• _Task details_
Find the lines with "arco" in them and copy them out.

──────

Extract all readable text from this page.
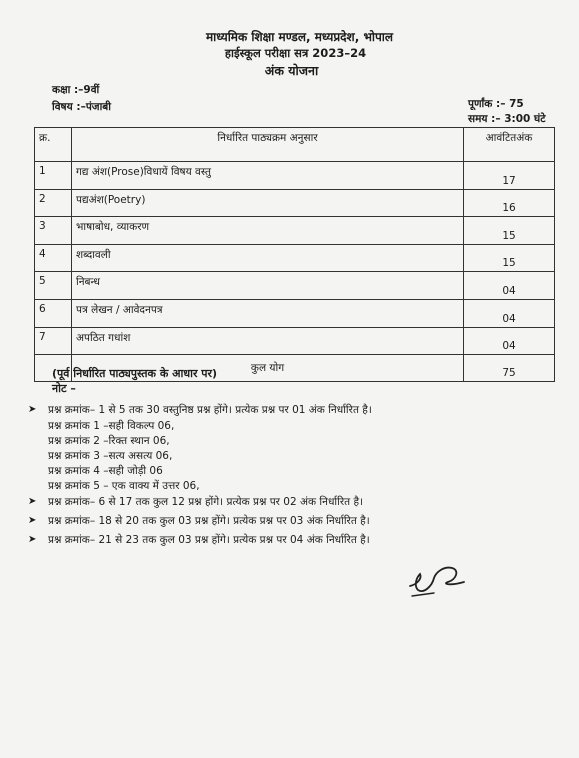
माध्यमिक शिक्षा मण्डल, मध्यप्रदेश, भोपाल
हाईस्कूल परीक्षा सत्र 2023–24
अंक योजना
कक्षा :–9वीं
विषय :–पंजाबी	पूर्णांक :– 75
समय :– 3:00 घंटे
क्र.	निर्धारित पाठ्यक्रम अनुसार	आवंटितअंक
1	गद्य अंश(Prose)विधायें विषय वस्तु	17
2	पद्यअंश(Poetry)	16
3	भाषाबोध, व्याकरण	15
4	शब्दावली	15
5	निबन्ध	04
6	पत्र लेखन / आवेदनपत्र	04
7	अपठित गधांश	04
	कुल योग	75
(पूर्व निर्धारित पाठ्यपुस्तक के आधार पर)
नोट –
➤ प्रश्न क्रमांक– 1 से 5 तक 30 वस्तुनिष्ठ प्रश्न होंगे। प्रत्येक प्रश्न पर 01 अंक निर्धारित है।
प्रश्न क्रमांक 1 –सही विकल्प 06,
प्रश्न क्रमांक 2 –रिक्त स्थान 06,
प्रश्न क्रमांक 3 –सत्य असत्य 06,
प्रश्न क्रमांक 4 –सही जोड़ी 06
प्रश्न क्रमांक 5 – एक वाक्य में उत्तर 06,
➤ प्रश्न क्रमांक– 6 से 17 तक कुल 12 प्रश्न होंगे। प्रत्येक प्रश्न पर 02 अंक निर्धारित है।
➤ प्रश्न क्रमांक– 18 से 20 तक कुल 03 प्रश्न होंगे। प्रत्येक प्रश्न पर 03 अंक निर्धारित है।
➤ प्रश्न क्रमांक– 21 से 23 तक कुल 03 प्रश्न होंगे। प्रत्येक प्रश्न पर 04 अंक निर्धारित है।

──────

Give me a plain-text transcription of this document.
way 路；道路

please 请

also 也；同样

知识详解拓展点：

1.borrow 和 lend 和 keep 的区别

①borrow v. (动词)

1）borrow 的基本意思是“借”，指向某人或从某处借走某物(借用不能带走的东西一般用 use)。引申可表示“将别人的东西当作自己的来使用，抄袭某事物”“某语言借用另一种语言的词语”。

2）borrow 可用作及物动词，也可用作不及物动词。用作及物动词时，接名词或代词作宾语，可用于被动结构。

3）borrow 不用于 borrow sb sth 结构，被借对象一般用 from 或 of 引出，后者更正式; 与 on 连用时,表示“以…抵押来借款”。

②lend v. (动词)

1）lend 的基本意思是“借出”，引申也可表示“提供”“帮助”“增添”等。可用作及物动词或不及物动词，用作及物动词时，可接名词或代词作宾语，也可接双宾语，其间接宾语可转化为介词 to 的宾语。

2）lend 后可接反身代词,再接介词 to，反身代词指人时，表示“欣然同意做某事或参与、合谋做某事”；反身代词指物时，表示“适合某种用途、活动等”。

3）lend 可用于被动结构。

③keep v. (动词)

──────

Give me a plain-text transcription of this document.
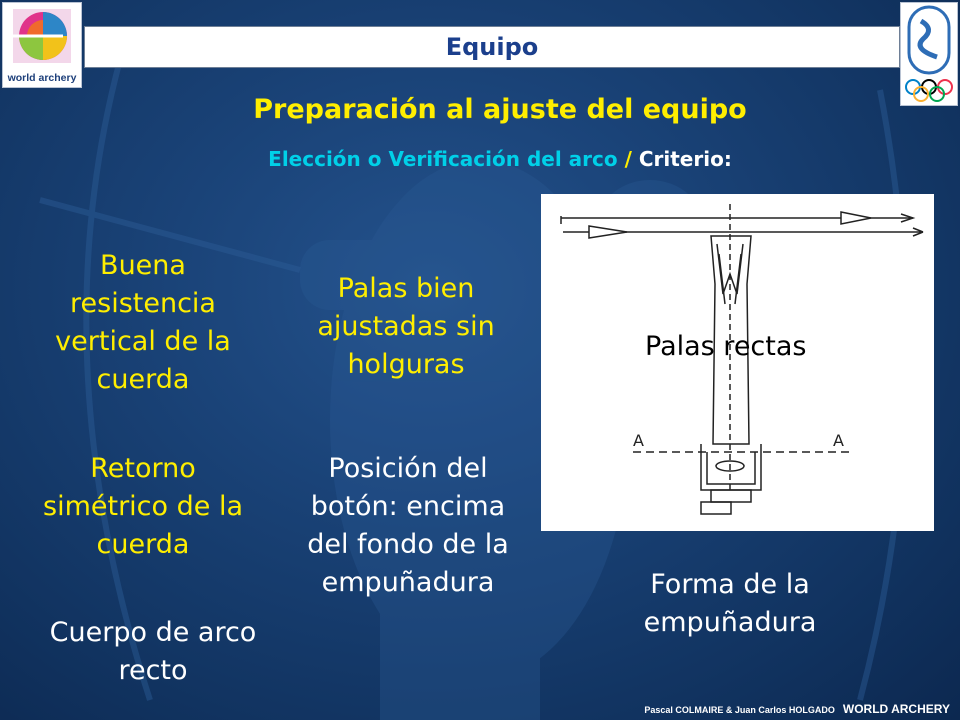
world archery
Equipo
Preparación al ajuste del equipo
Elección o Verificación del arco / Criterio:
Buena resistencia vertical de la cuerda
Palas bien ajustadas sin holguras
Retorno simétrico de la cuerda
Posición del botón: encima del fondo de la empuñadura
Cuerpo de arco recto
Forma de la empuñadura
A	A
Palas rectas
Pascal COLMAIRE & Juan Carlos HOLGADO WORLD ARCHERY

──────

• _Exercise answer_
Elección o Verificación del arco / Criterio:
Cuerpo de arco recto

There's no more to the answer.